Data entries for graphics:
┄┄┄┄┄┄┄┄┄┄
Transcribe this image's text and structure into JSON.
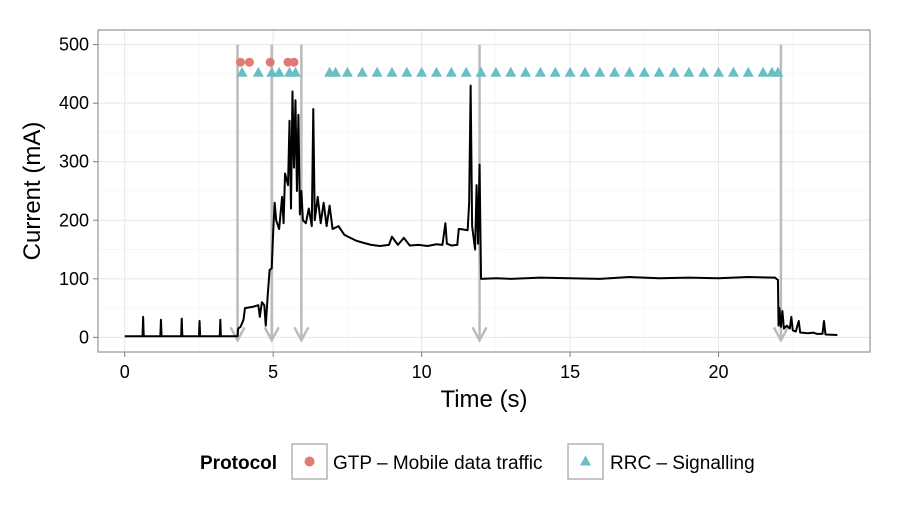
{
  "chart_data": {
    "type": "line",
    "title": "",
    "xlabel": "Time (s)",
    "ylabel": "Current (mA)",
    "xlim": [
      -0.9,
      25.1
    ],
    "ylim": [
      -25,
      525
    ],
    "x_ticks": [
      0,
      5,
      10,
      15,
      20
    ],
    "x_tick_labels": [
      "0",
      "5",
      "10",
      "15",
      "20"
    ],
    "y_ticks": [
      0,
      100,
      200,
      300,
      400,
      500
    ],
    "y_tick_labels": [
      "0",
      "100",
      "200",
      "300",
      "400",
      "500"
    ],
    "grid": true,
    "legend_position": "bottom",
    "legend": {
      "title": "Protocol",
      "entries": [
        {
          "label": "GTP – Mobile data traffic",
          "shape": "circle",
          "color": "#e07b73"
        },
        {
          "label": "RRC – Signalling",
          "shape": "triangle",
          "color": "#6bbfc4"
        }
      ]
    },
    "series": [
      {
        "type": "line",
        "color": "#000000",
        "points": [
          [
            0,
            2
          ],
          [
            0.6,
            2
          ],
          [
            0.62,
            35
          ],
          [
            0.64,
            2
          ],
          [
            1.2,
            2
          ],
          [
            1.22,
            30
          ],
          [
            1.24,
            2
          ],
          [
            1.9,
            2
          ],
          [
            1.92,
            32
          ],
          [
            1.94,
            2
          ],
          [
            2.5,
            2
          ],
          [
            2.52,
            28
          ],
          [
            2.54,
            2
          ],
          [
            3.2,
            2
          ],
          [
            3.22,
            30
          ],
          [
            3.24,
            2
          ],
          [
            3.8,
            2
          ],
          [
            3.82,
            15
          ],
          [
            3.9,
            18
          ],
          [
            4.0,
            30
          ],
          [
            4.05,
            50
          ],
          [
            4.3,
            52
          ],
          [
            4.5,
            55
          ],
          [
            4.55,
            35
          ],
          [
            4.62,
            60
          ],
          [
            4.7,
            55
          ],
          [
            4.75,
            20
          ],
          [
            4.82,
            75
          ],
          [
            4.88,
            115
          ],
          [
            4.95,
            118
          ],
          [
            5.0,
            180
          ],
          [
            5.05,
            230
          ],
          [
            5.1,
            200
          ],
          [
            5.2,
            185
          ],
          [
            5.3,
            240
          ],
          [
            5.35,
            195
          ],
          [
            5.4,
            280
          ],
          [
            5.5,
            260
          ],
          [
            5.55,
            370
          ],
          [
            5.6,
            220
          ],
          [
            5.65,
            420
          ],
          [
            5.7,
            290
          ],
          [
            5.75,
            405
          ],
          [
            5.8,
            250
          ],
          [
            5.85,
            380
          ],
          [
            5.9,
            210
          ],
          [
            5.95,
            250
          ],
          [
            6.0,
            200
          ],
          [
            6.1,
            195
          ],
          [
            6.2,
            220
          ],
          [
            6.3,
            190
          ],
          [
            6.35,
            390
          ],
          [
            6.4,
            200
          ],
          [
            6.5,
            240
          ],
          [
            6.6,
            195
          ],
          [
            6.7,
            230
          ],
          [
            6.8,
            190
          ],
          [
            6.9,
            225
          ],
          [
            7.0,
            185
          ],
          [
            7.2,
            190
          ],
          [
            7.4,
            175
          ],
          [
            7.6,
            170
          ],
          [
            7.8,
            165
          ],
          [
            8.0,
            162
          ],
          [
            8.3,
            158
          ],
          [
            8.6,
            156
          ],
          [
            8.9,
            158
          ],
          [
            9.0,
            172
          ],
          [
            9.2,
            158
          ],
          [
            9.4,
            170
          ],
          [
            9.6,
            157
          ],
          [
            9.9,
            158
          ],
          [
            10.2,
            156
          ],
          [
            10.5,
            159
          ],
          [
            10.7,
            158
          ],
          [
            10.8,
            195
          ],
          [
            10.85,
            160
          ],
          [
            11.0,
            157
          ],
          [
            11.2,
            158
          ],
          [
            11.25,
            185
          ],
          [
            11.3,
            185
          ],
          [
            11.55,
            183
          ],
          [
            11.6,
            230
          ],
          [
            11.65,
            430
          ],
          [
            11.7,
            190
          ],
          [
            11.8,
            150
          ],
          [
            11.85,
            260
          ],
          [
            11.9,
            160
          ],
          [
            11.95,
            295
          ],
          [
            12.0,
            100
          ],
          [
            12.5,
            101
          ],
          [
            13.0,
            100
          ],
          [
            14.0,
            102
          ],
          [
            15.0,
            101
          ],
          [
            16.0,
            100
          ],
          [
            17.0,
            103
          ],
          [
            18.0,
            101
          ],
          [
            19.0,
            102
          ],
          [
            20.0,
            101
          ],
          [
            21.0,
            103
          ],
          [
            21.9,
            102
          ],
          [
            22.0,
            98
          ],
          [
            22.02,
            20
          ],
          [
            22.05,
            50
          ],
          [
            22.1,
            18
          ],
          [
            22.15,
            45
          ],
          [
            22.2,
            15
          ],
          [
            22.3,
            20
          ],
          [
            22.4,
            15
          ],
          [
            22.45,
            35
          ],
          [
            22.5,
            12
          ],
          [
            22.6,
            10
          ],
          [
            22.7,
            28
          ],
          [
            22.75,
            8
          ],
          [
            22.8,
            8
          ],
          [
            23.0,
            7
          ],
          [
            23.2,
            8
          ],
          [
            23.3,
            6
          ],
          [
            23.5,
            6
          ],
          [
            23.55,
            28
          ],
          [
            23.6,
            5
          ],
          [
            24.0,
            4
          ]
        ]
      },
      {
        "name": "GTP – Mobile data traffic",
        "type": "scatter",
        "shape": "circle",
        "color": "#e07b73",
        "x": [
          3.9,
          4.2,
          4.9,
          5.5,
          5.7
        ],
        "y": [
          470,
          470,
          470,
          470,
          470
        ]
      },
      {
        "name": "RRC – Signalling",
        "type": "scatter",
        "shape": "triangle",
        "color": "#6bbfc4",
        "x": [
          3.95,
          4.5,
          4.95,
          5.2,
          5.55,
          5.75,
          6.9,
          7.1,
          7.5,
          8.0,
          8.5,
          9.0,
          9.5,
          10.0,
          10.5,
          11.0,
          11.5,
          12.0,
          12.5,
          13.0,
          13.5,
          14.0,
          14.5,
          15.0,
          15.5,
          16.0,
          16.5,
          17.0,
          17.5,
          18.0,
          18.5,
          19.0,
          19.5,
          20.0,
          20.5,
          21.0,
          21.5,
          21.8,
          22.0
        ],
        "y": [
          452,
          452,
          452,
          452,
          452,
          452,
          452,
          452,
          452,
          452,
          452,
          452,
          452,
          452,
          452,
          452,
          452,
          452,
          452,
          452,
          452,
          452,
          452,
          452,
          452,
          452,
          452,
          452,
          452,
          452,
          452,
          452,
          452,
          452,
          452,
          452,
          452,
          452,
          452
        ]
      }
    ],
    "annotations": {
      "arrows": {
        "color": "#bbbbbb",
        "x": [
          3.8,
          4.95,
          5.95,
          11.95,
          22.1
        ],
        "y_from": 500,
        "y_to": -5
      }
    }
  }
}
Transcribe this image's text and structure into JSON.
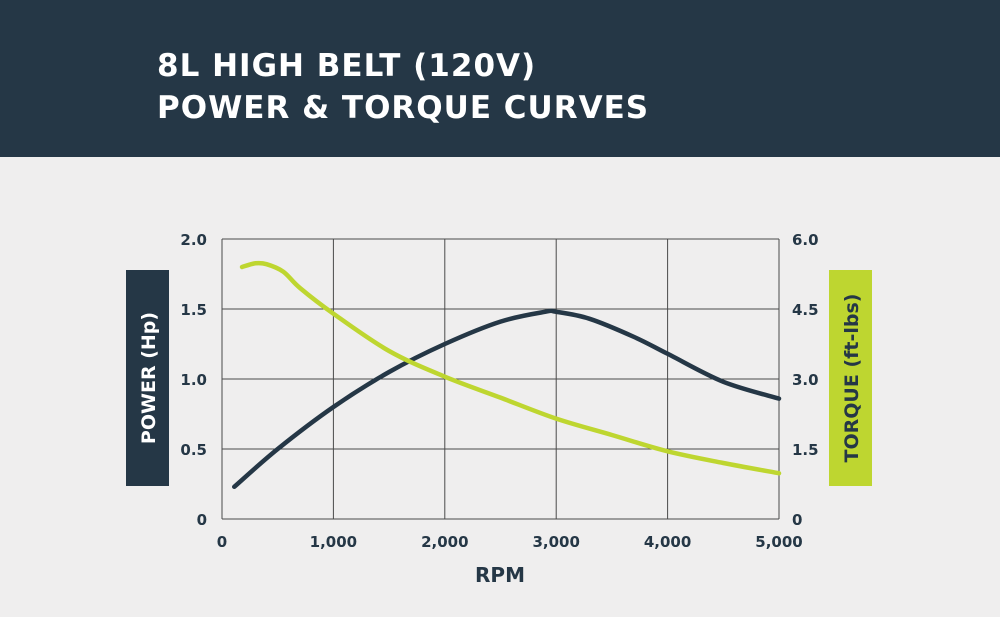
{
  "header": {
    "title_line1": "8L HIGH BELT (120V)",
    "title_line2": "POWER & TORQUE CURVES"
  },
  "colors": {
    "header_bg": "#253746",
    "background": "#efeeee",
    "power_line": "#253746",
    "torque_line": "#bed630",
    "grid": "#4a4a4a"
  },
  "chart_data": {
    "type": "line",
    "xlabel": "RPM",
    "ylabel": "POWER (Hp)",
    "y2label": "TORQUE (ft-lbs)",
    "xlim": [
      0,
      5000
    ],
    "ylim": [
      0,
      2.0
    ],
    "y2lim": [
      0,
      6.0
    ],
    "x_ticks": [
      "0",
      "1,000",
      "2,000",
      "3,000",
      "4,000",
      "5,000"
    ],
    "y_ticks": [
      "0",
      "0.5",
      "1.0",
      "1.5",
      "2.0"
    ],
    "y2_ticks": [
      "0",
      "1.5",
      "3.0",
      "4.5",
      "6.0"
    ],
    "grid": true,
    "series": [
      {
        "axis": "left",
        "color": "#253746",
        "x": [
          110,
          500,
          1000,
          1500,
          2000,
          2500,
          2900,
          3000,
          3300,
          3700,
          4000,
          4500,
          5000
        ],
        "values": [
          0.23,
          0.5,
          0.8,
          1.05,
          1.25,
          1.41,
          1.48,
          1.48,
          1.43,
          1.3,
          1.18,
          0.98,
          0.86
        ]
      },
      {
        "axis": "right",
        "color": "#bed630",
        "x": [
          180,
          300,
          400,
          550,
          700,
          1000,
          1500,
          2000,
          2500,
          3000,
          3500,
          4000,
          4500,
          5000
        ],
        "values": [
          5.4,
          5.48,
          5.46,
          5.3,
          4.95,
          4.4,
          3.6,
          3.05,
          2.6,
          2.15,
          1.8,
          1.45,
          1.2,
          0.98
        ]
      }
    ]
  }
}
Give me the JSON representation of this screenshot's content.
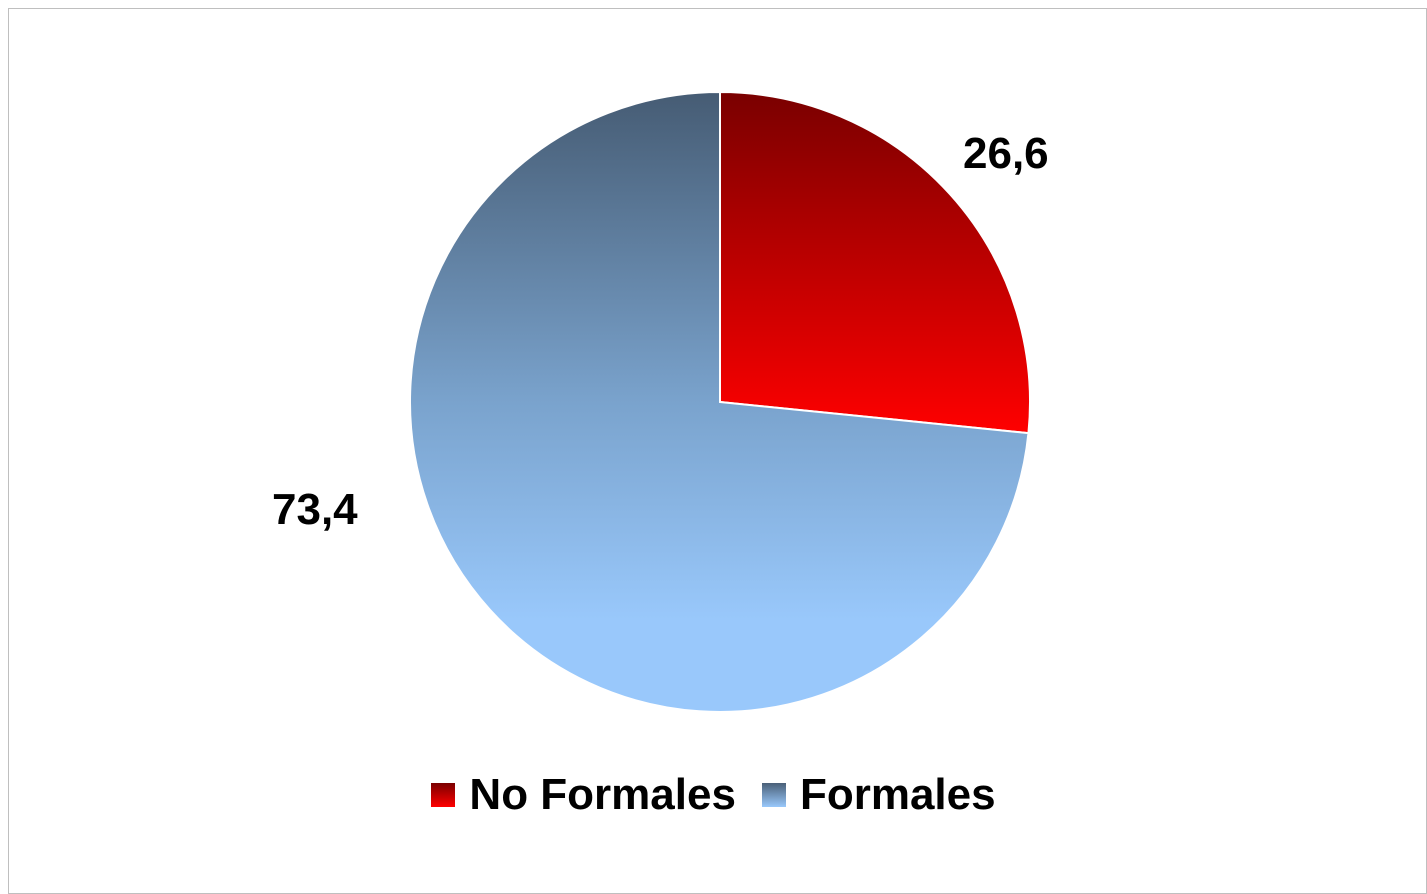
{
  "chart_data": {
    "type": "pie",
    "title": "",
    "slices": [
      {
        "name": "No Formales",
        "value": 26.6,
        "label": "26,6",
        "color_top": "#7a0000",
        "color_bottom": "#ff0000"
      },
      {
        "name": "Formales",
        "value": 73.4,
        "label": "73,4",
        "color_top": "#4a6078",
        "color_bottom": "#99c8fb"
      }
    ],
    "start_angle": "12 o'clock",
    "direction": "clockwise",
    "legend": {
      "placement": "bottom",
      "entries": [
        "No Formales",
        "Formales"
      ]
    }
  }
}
┄┄┄┄┄┄┄┄┄┄
Objective:
Collect each line above holding the string "Formales".

Task result:
        "name": "No Formales",
        "name": "Formales",
        "No Formales",
        "Formales"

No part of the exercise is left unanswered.